#### [Task details]
Report only the number of lines holding "JSON".

═══ Listed entries

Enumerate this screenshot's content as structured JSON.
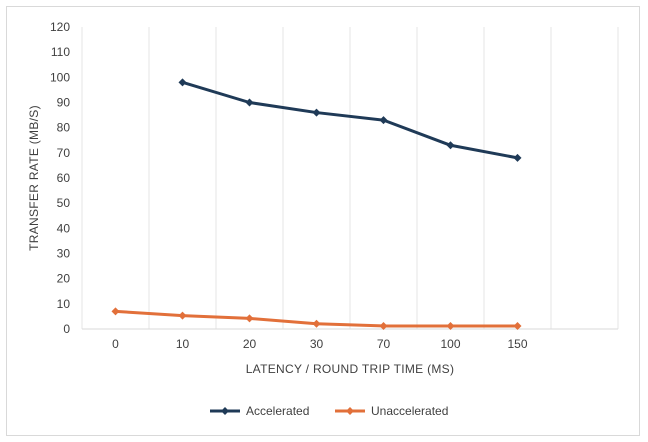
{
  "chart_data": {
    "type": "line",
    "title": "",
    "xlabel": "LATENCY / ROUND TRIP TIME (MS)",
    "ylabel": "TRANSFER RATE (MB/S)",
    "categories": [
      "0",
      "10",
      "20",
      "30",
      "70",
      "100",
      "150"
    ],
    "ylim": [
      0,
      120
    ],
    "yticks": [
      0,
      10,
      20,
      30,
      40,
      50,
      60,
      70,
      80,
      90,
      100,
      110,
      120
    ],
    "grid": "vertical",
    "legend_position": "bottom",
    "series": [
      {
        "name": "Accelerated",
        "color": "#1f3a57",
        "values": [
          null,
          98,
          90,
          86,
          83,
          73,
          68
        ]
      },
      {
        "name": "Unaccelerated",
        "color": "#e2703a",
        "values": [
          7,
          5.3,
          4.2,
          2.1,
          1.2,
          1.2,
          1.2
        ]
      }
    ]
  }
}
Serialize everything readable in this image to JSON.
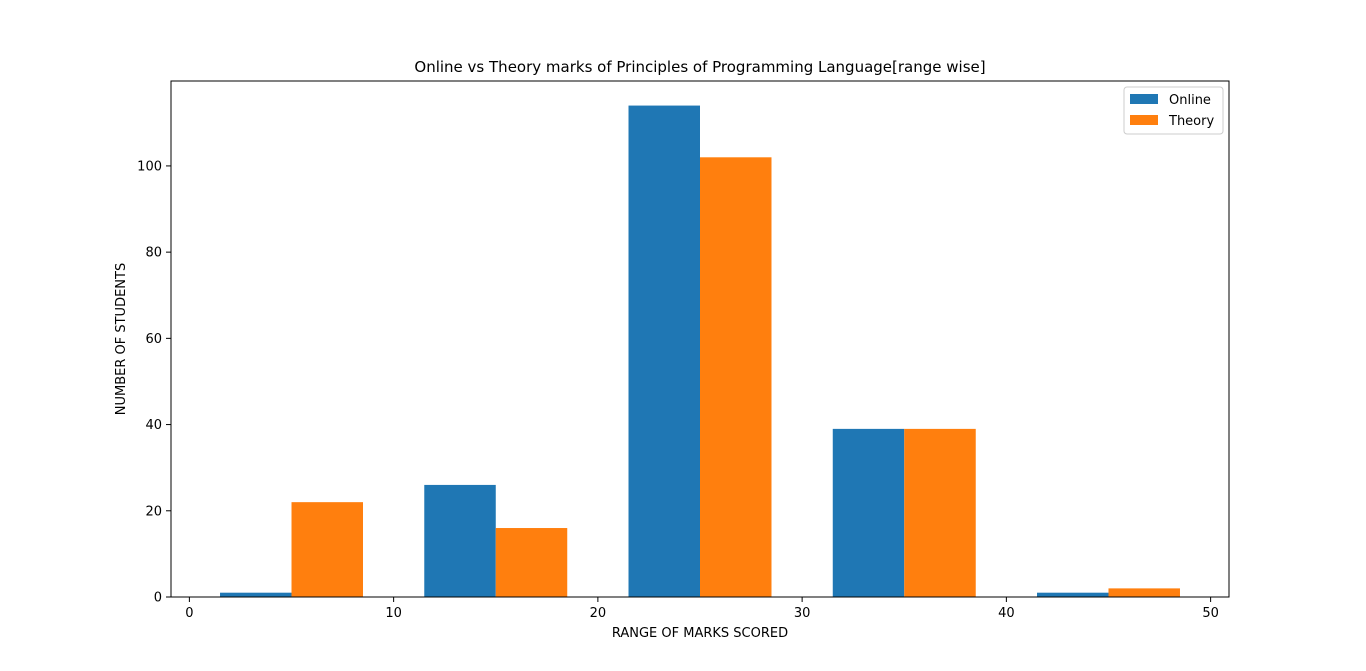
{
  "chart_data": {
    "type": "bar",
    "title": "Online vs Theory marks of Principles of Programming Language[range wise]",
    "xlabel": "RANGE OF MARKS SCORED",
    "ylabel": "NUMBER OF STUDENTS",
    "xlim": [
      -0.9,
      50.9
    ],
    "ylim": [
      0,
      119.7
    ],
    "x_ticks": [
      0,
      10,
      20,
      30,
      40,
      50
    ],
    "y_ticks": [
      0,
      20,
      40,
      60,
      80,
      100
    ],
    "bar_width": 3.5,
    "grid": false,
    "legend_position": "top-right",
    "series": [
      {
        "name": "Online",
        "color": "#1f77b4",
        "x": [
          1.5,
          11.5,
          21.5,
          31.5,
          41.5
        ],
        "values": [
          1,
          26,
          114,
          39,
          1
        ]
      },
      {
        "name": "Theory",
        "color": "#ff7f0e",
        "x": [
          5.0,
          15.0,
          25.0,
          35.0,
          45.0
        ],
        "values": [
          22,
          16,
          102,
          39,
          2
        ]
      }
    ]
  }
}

══════
═══ Listed entries

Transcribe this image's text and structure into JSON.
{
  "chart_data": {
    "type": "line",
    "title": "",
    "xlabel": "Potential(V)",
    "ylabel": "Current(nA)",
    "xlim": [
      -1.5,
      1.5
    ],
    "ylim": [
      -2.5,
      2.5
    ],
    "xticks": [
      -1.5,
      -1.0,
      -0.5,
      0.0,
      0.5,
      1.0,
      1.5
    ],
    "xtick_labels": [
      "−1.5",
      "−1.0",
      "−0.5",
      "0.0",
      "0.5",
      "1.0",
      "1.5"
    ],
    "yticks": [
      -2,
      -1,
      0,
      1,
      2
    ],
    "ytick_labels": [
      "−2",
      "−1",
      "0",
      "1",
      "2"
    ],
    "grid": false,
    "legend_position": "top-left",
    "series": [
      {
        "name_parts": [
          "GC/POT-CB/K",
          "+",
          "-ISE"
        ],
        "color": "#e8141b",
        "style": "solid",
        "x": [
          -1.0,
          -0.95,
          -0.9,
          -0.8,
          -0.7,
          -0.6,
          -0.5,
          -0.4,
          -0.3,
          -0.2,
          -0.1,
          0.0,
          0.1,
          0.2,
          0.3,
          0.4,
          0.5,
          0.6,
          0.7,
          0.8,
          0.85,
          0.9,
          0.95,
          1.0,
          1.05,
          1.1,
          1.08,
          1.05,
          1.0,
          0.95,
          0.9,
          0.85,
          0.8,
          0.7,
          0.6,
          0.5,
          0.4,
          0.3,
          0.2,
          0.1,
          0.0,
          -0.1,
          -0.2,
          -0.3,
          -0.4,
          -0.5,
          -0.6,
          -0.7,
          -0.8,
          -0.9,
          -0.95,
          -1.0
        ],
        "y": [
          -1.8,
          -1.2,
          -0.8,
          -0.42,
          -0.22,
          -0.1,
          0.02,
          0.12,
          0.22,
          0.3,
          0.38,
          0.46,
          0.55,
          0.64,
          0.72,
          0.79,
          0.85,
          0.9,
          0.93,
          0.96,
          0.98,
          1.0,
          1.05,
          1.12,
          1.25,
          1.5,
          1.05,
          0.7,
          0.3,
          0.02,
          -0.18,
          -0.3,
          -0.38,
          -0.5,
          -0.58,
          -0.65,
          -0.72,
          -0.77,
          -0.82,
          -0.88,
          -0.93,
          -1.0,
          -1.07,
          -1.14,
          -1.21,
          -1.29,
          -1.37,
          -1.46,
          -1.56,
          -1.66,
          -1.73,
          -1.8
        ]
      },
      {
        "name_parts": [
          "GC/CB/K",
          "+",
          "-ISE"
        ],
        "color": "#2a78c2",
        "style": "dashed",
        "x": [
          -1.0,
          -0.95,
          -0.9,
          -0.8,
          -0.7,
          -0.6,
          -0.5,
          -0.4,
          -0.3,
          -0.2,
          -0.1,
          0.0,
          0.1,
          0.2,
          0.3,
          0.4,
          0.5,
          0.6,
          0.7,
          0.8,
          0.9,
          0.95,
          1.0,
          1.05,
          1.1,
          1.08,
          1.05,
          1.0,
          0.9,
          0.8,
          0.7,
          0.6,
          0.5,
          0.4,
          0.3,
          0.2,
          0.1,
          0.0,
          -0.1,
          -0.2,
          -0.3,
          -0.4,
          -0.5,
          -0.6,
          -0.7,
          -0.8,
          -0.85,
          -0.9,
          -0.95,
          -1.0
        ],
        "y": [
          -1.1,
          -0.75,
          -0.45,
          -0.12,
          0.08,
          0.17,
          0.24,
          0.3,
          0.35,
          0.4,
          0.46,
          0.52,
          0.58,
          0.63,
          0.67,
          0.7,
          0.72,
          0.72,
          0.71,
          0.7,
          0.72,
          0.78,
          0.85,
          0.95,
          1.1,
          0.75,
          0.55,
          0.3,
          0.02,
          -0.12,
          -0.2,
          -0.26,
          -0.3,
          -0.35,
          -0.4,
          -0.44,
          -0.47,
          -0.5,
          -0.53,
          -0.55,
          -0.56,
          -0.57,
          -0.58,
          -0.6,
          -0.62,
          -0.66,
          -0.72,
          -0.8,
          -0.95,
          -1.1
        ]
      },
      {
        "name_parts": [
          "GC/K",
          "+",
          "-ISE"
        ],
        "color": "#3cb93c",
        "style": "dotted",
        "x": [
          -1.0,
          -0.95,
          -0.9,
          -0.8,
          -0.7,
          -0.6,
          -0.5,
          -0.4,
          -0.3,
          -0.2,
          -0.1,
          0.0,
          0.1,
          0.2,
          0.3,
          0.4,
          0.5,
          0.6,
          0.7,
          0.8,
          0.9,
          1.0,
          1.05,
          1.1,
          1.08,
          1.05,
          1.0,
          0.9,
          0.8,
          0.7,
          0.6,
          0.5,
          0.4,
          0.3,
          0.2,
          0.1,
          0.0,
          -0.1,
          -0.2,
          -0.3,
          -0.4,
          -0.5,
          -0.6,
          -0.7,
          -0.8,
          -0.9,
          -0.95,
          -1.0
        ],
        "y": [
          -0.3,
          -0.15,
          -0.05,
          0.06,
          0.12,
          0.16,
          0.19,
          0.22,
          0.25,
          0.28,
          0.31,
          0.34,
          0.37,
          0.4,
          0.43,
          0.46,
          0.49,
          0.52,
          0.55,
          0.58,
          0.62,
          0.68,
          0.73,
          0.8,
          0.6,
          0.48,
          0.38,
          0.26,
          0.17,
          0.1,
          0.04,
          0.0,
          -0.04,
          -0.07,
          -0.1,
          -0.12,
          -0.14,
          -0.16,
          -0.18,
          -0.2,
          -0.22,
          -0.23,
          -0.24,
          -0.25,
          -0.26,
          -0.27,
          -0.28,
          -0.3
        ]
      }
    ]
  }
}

══════

#### [Written response]
3